BEGIN Records provided

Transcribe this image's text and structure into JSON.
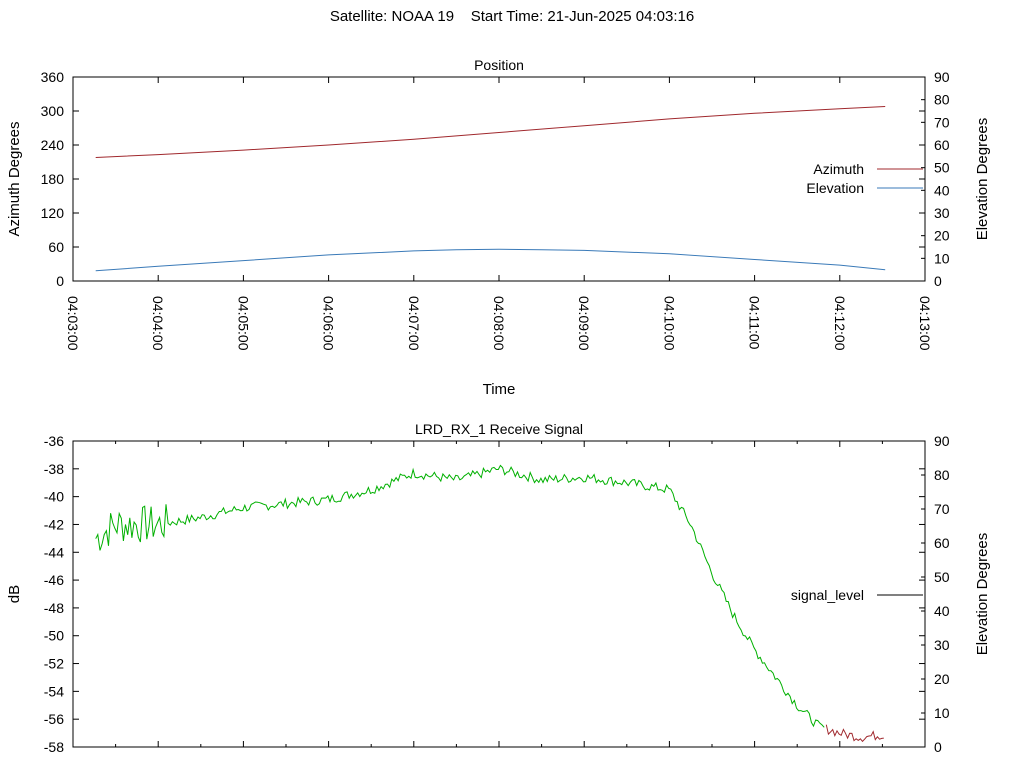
{
  "header": {
    "title": "Satellite: NOAA 19    Start Time: 21-Jun-2025 04:03:16"
  },
  "chart_data": [
    {
      "type": "line",
      "title": "Position",
      "xlabel": "Time",
      "ylabel": "Azimuth Degrees",
      "y2label": "Elevation Degrees",
      "xlim": [
        "04:03:00",
        "04:13:00"
      ],
      "ylim": [
        0,
        360
      ],
      "y2lim": [
        0,
        90
      ],
      "xticks": [
        "04:03:00",
        "04:04:00",
        "04:05:00",
        "04:06:00",
        "04:07:00",
        "04:08:00",
        "04:09:00",
        "04:10:00",
        "04:11:00",
        "04:12:00",
        "04:13:00"
      ],
      "yticks": [
        "0",
        "60",
        "120",
        "180",
        "240",
        "300",
        "360"
      ],
      "y2ticks": [
        "0",
        "10",
        "20",
        "30",
        "40",
        "50",
        "60",
        "70",
        "80",
        "90"
      ],
      "legend_position": "right",
      "grid": false,
      "series": [
        {
          "name": "Azimuth",
          "axis": "left",
          "color": "#a0282d",
          "x": [
            "04:03:16",
            "04:04:00",
            "04:05:00",
            "04:06:00",
            "04:07:00",
            "04:08:00",
            "04:09:00",
            "04:10:00",
            "04:11:00",
            "04:12:00",
            "04:12:32"
          ],
          "values": [
            218,
            223,
            231,
            240,
            250,
            262,
            274,
            286,
            296,
            304,
            308
          ]
        },
        {
          "name": "Elevation",
          "axis": "right",
          "color": "#3a7ab8",
          "x": [
            "04:03:16",
            "04:04:00",
            "04:05:00",
            "04:06:00",
            "04:07:00",
            "04:07:30",
            "04:08:00",
            "04:08:30",
            "04:09:00",
            "04:10:00",
            "04:11:00",
            "04:12:00",
            "04:12:32"
          ],
          "values": [
            4.5,
            6.5,
            9,
            11.5,
            13.3,
            13.8,
            14,
            13.8,
            13.5,
            12,
            9.5,
            7,
            5
          ]
        }
      ]
    },
    {
      "type": "line",
      "title": "LRD_RX_1 Receive Signal",
      "xlabel": "",
      "ylabel": "dB",
      "y2label": "Elevation Degrees",
      "xlim": [
        "04:03:00",
        "04:13:00"
      ],
      "ylim": [
        -58,
        -36
      ],
      "y2lim": [
        0,
        90
      ],
      "yticks": [
        "-58",
        "-56",
        "-54",
        "-52",
        "-50",
        "-48",
        "-46",
        "-44",
        "-42",
        "-40",
        "-38",
        "-36"
      ],
      "y2ticks": [
        "0",
        "10",
        "20",
        "30",
        "40",
        "50",
        "60",
        "70",
        "80",
        "90"
      ],
      "legend_position": "right",
      "grid": false,
      "series": [
        {
          "name": "signal_level",
          "axis": "left",
          "color": "#00b000",
          "color_low": "#a0282d",
          "x": [
            "04:03:16",
            "04:03:30",
            "04:04:00",
            "04:04:30",
            "04:05:00",
            "04:05:30",
            "04:06:00",
            "04:06:30",
            "04:07:00",
            "04:07:30",
            "04:08:00",
            "04:08:30",
            "04:09:00",
            "04:09:30",
            "04:10:00",
            "04:10:15",
            "04:10:30",
            "04:10:45",
            "04:11:00",
            "04:11:15",
            "04:11:30",
            "04:11:45",
            "04:12:00",
            "04:12:15",
            "04:12:32"
          ],
          "values": [
            -43,
            -42,
            -42,
            -41.5,
            -40.8,
            -40.5,
            -40.2,
            -39.5,
            -38.3,
            -38.8,
            -38.0,
            -38.8,
            -38.6,
            -39.0,
            -39.5,
            -42.0,
            -45.5,
            -48.5,
            -51.0,
            -53.0,
            -55.0,
            -56.5,
            -57.0,
            -57.3,
            -57.1
          ]
        }
      ]
    }
  ]
}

END Records provided

__What to work on__. Restate the records word for word, omitting images.

__Solution to the problem__.
Transcribe this image's text and structure into JSON.
{
  "header": {
    "title": "Satellite: NOAA 19    Start Time: 21-Jun-2025 04:03:16"
  },
  "chart_data": [
    {
      "type": "line",
      "title": "Position",
      "xlabel": "Time",
      "ylabel": "Azimuth Degrees",
      "y2label": "Elevation Degrees",
      "xlim": [
        "04:03:00",
        "04:13:00"
      ],
      "ylim": [
        0,
        360
      ],
      "y2lim": [
        0,
        90
      ],
      "xticks": [
        "04:03:00",
        "04:04:00",
        "04:05:00",
        "04:06:00",
        "04:07:00",
        "04:08:00",
        "04:09:00",
        "04:10:00",
        "04:11:00",
        "04:12:00",
        "04:13:00"
      ],
      "yticks": [
        "0",
        "60",
        "120",
        "180",
        "240",
        "300",
        "360"
      ],
      "y2ticks": [
        "0",
        "10",
        "20",
        "30",
        "40",
        "50",
        "60",
        "70",
        "80",
        "90"
      ],
      "legend_position": "right",
      "grid": false,
      "series": [
        {
          "name": "Azimuth",
          "axis": "left",
          "color": "#a0282d",
          "x": [
            "04:03:16",
            "04:04:00",
            "04:05:00",
            "04:06:00",
            "04:07:00",
            "04:08:00",
            "04:09:00",
            "04:10:00",
            "04:11:00",
            "04:12:00",
            "04:12:32"
          ],
          "values": [
            218,
            223,
            231,
            240,
            250,
            262,
            274,
            286,
            296,
            304,
            308
          ]
        },
        {
          "name": "Elevation",
          "axis": "right",
          "color": "#3a7ab8",
          "x": [
            "04:03:16",
            "04:04:00",
            "04:05:00",
            "04:06:00",
            "04:07:00",
            "04:07:30",
            "04:08:00",
            "04:08:30",
            "04:09:00",
            "04:10:00",
            "04:11:00",
            "04:12:00",
            "04:12:32"
          ],
          "values": [
            4.5,
            6.5,
            9,
            11.5,
            13.3,
            13.8,
            14,
            13.8,
            13.5,
            12,
            9.5,
            7,
            5
          ]
        }
      ]
    },
    {
      "type": "line",
      "title": "LRD_RX_1 Receive Signal",
      "xlabel": "",
      "ylabel": "dB",
      "y2label": "Elevation Degrees",
      "xlim": [
        "04:03:00",
        "04:13:00"
      ],
      "ylim": [
        -58,
        -36
      ],
      "y2lim": [
        0,
        90
      ],
      "yticks": [
        "-58",
        "-56",
        "-54",
        "-52",
        "-50",
        "-48",
        "-46",
        "-44",
        "-42",
        "-40",
        "-38",
        "-36"
      ],
      "y2ticks": [
        "0",
        "10",
        "20",
        "30",
        "40",
        "50",
        "60",
        "70",
        "80",
        "90"
      ],
      "legend_position": "right",
      "grid": false,
      "series": [
        {
          "name": "signal_level",
          "axis": "left",
          "color": "#00b000",
          "color_low": "#a0282d",
          "x": [
            "04:03:16",
            "04:03:30",
            "04:04:00",
            "04:04:30",
            "04:05:00",
            "04:05:30",
            "04:06:00",
            "04:06:30",
            "04:07:00",
            "04:07:30",
            "04:08:00",
            "04:08:30",
            "04:09:00",
            "04:09:30",
            "04:10:00",
            "04:10:15",
            "04:10:30",
            "04:10:45",
            "04:11:00",
            "04:11:15",
            "04:11:30",
            "04:11:45",
            "04:12:00",
            "04:12:15",
            "04:12:32"
          ],
          "values": [
            -43,
            -42,
            -42,
            -41.5,
            -40.8,
            -40.5,
            -40.2,
            -39.5,
            -38.3,
            -38.8,
            -38.0,
            -38.8,
            -38.6,
            -39.0,
            -39.5,
            -42.0,
            -45.5,
            -48.5,
            -51.0,
            -53.0,
            -55.0,
            -56.5,
            -57.0,
            -57.3,
            -57.1
          ]
        }
      ]
    }
  ]
}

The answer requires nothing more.